▶ **What you will do**
Repeat the entries below exactly as they appear, with no pictures.

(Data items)

(begin)

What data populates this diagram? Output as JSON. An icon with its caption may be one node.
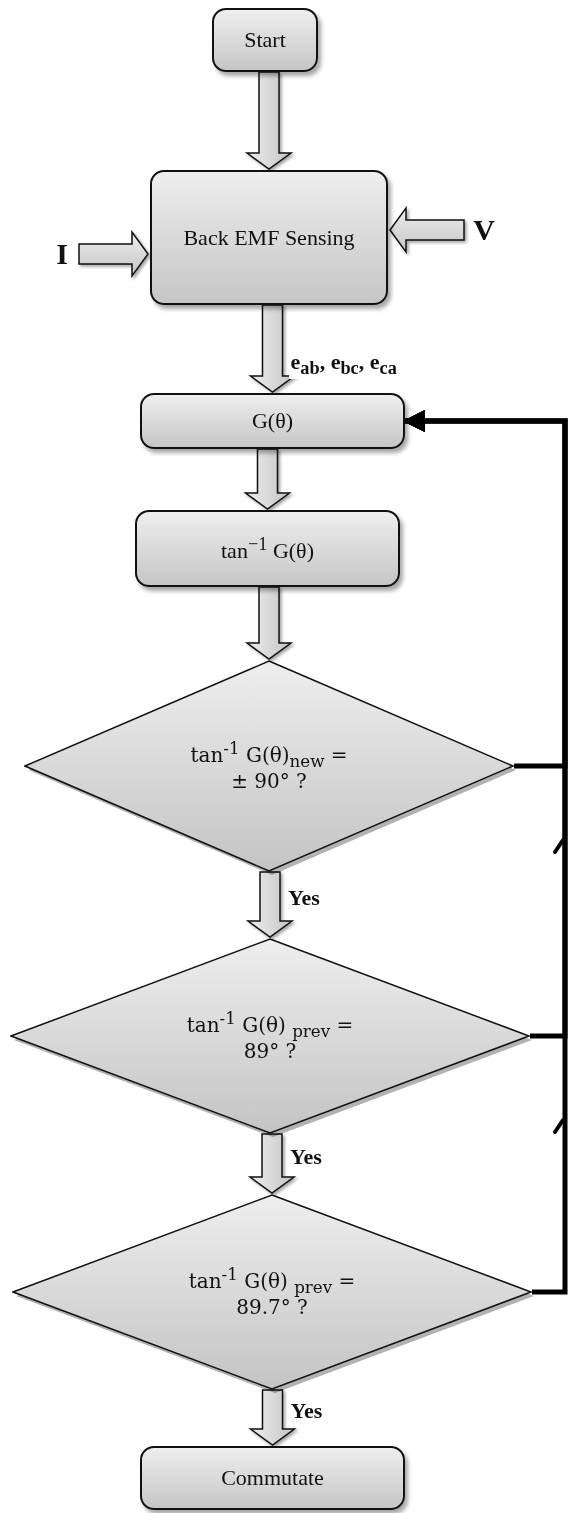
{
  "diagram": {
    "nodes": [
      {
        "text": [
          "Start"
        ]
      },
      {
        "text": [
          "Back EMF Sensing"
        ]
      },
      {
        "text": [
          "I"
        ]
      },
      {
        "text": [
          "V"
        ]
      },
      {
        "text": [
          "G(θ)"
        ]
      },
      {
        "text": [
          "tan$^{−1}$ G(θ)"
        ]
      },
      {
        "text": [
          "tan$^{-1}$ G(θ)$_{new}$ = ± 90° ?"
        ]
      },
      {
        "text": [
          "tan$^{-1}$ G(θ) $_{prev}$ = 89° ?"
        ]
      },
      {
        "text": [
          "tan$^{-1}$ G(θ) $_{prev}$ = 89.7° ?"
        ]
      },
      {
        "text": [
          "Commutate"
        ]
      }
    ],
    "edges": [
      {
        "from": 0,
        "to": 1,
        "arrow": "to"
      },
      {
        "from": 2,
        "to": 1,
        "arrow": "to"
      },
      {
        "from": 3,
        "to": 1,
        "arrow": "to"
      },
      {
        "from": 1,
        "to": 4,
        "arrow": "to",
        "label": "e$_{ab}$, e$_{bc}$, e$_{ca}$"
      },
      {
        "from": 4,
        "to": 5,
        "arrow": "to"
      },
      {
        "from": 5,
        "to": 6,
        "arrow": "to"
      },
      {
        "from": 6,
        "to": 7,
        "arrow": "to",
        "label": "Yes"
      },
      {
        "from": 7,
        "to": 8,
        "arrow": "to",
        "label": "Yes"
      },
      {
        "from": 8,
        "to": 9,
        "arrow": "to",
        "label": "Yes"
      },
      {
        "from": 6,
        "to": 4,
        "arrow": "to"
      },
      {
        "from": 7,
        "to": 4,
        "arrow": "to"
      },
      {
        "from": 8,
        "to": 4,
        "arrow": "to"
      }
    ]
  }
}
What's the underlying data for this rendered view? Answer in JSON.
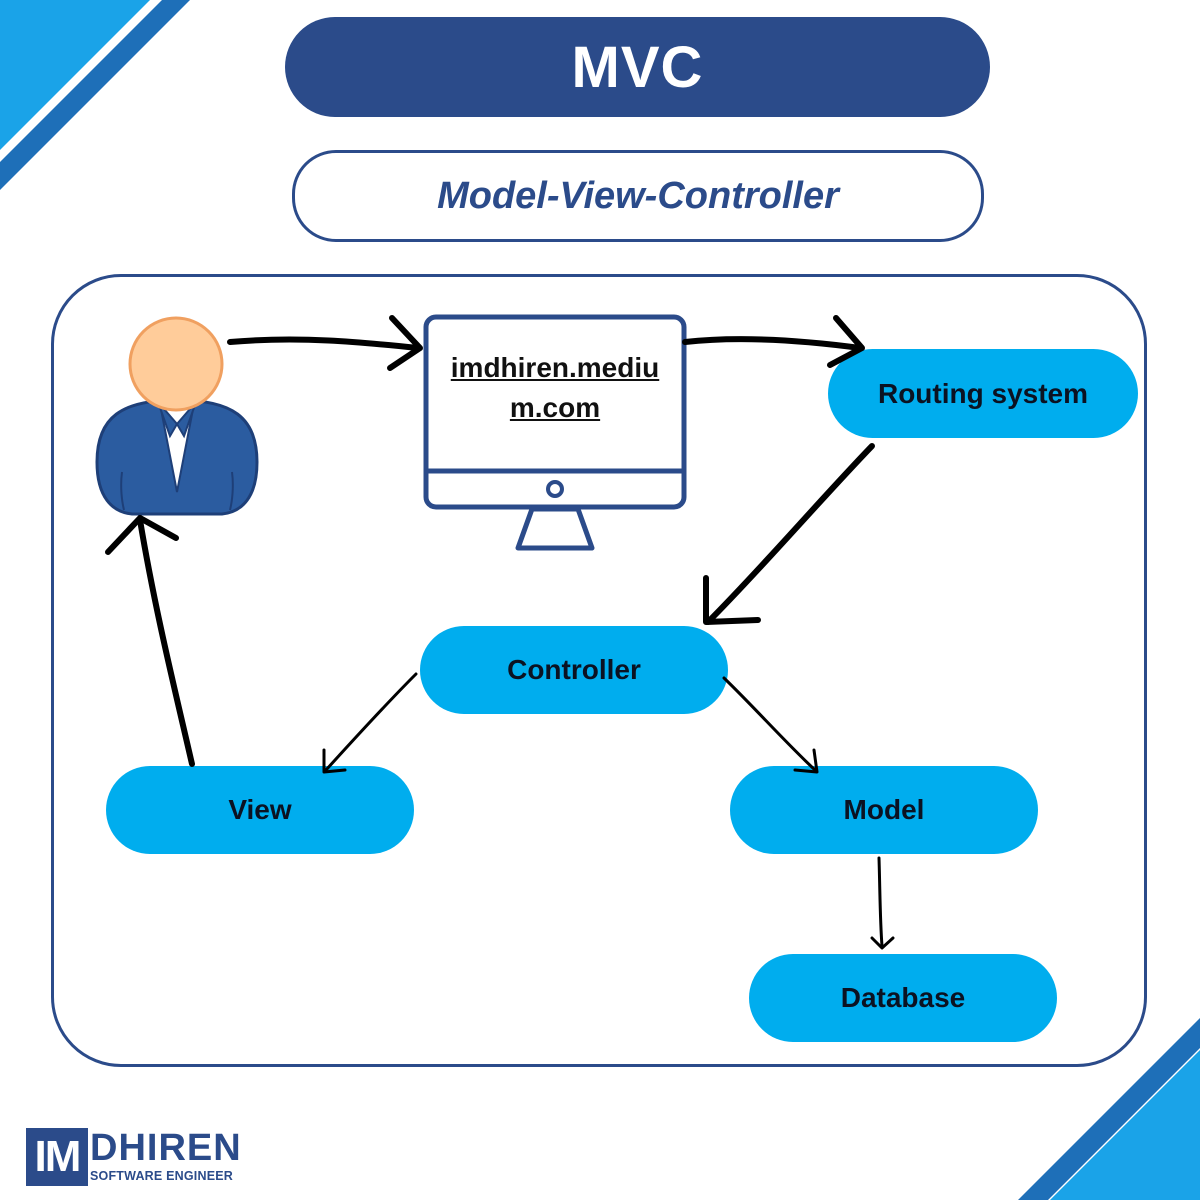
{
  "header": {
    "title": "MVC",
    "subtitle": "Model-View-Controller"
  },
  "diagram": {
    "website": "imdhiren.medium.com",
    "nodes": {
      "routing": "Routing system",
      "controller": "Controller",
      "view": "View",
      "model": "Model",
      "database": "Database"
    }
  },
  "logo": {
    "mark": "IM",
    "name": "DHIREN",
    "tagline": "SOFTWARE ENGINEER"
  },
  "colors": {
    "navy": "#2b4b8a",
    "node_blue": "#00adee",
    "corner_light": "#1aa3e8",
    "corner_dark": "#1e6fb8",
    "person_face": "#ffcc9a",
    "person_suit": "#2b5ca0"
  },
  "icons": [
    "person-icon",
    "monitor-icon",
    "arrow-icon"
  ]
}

(end)

▶ **Solution to this problem**
What data populates this diagram? Output as JSON. An icon with its caption may be one node.
{
  "diagram": {
    "nodes": [
      {
        "text": [
          "Start"
        ]
      },
      {
        "text": [
          "Back EMF Sensing"
        ]
      },
      {
        "text": [
          "I"
        ]
      },
      {
        "text": [
          "V"
        ]
      },
      {
        "text": [
          "G(θ)"
        ]
      },
      {
        "text": [
          "tan$^{−1}$ G(θ)"
        ]
      },
      {
        "text": [
          "tan$^{-1}$ G(θ)$_{new}$ = ± 90° ?"
        ]
      },
      {
        "text": [
          "tan$^{-1}$ G(θ) $_{prev}$ = 89° ?"
        ]
      },
      {
        "text": [
          "tan$^{-1}$ G(θ) $_{prev}$ = 89.7° ?"
        ]
      },
      {
        "text": [
          "Commutate"
        ]
      }
    ],
    "edges": [
      {
        "from": 0,
        "to": 1,
        "arrow": "to"
      },
      {
        "from": 2,
        "to": 1,
        "arrow": "to"
      },
      {
        "from": 3,
        "to": 1,
        "arrow": "to"
      },
      {
        "from": 1,
        "to": 4,
        "arrow": "to",
        "label": "e$_{ab}$, e$_{bc}$, e$_{ca}$"
      },
      {
        "from": 4,
        "to": 5,
        "arrow": "to"
      },
      {
        "from": 5,
        "to": 6,
        "arrow": "to"
      },
      {
        "from": 6,
        "to": 7,
        "arrow": "to",
        "label": "Yes"
      },
      {
        "from": 7,
        "to": 8,
        "arrow": "to",
        "label": "Yes"
      },
      {
        "from": 8,
        "to": 9,
        "arrow": "to",
        "label": "Yes"
      },
      {
        "from": 6,
        "to": 4,
        "arrow": "to"
      },
      {
        "from": 7,
        "to": 4,
        "arrow": "to"
      },
      {
        "from": 8,
        "to": 4,
        "arrow": "to"
      }
    ]
  }
}
What's the underlying data for this rendered view? Answer in JSON.
{
  "header": {
    "title": "MVC",
    "subtitle": "Model-View-Controller"
  },
  "diagram": {
    "website": "imdhiren.medium.com",
    "nodes": {
      "routing": "Routing system",
      "controller": "Controller",
      "view": "View",
      "model": "Model",
      "database": "Database"
    }
  },
  "logo": {
    "mark": "IM",
    "name": "DHIREN",
    "tagline": "SOFTWARE ENGINEER"
  },
  "colors": {
    "navy": "#2b4b8a",
    "node_blue": "#00adee",
    "corner_light": "#1aa3e8",
    "corner_dark": "#1e6fb8",
    "person_face": "#ffcc9a",
    "person_suit": "#2b5ca0"
  },
  "icons": [
    "person-icon",
    "monitor-icon",
    "arrow-icon"
  ]
}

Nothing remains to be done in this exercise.